→ **GIVEN RECORDS**:
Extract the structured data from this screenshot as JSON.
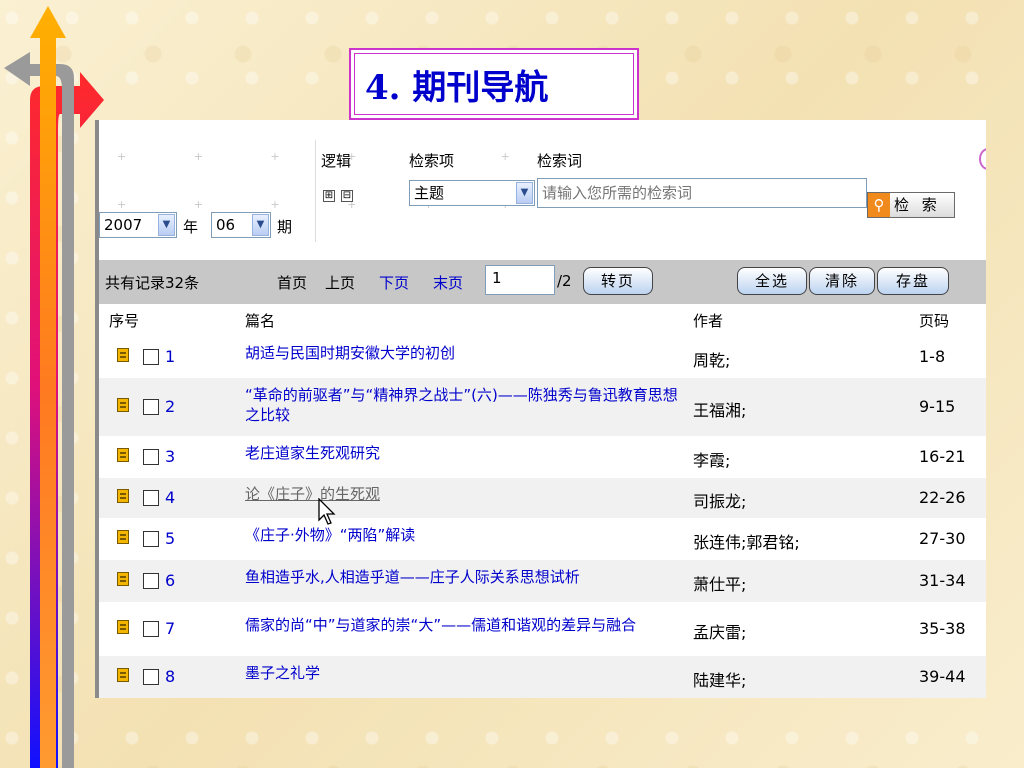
{
  "slide": {
    "title": "4. 期刊导航"
  },
  "toolbar": {
    "logic_label": "逻辑",
    "field_label": "检索项",
    "term_label": "检索词",
    "field_value": "主题",
    "search_placeholder": "请输入您所需的检索词",
    "search_button": "检 索",
    "year_value": "2007",
    "year_label": "年",
    "issue_value": "06",
    "issue_label": "期",
    "expand_icon": "⊞",
    "collapse_icon": "⊟"
  },
  "pager": {
    "total": "共有记录32条",
    "first": "首页",
    "prev": "上页",
    "next": "下页",
    "last": "末页",
    "page_value": "1",
    "page_total": "/2",
    "goto": "转页",
    "select_all": "全选",
    "clear": "清除",
    "save": "存盘"
  },
  "table": {
    "headers": {
      "no": "序号",
      "title": "篇名",
      "author": "作者",
      "pages": "页码"
    },
    "rows": [
      {
        "no": "1",
        "title": "胡适与民国时期安徽大学的初创",
        "author": "周乾;",
        "pages": "1-8"
      },
      {
        "no": "2",
        "title": "“革命的前驱者”与“精神界之战士”(六)——陈独秀与鲁迅教育思想之比较",
        "author": "王福湘;",
        "pages": "9-15"
      },
      {
        "no": "3",
        "title": "老庄道家生死观研究",
        "author": "李霞;",
        "pages": "16-21"
      },
      {
        "no": "4",
        "title": "论《庄子》的生死观",
        "author": "司振龙;",
        "pages": "22-26"
      },
      {
        "no": "5",
        "title": "《庄子·外物》“两陷”解读",
        "author": "张连伟;郭君铭;",
        "pages": "27-30"
      },
      {
        "no": "6",
        "title": "鱼相造乎水,人相造乎道——庄子人际关系思想试析",
        "author": "萧仕平;",
        "pages": "31-34"
      },
      {
        "no": "7",
        "title": "儒家的尚“中”与道家的崇“大”——儒道和谐观的差异与融合",
        "author": "孟庆雷;",
        "pages": "35-38"
      },
      {
        "no": "8",
        "title": "墨子之礼学",
        "author": "陆建华;",
        "pages": "39-44"
      }
    ]
  },
  "colors": {
    "link": "#0000cc",
    "title_border": "#cc33cc",
    "pager_bg": "#c7c7c7"
  }
}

→ **TO BE DONE**: Retype the entries word for word. Omit any images.

→ **EXPECTED ANSWER**:
Extract the structured data from this screenshot as JSON.
{
  "slide": {
    "title": "4. 期刊导航"
  },
  "toolbar": {
    "logic_label": "逻辑",
    "field_label": "检索项",
    "term_label": "检索词",
    "field_value": "主题",
    "search_placeholder": "请输入您所需的检索词",
    "search_button": "检 索",
    "year_value": "2007",
    "year_label": "年",
    "issue_value": "06",
    "issue_label": "期",
    "expand_icon": "⊞",
    "collapse_icon": "⊟"
  },
  "pager": {
    "total": "共有记录32条",
    "first": "首页",
    "prev": "上页",
    "next": "下页",
    "last": "末页",
    "page_value": "1",
    "page_total": "/2",
    "goto": "转页",
    "select_all": "全选",
    "clear": "清除",
    "save": "存盘"
  },
  "table": {
    "headers": {
      "no": "序号",
      "title": "篇名",
      "author": "作者",
      "pages": "页码"
    },
    "rows": [
      {
        "no": "1",
        "title": "胡适与民国时期安徽大学的初创",
        "author": "周乾;",
        "pages": "1-8"
      },
      {
        "no": "2",
        "title": "“革命的前驱者”与“精神界之战士”(六)——陈独秀与鲁迅教育思想之比较",
        "author": "王福湘;",
        "pages": "9-15"
      },
      {
        "no": "3",
        "title": "老庄道家生死观研究",
        "author": "李霞;",
        "pages": "16-21"
      },
      {
        "no": "4",
        "title": "论《庄子》的生死观",
        "author": "司振龙;",
        "pages": "22-26"
      },
      {
        "no": "5",
        "title": "《庄子·外物》“两陷”解读",
        "author": "张连伟;郭君铭;",
        "pages": "27-30"
      },
      {
        "no": "6",
        "title": "鱼相造乎水,人相造乎道——庄子人际关系思想试析",
        "author": "萧仕平;",
        "pages": "31-34"
      },
      {
        "no": "7",
        "title": "儒家的尚“中”与道家的崇“大”——儒道和谐观的差异与融合",
        "author": "孟庆雷;",
        "pages": "35-38"
      },
      {
        "no": "8",
        "title": "墨子之礼学",
        "author": "陆建华;",
        "pages": "39-44"
      }
    ]
  },
  "colors": {
    "link": "#0000cc",
    "title_border": "#cc33cc",
    "pager_bg": "#c7c7c7"
  }
}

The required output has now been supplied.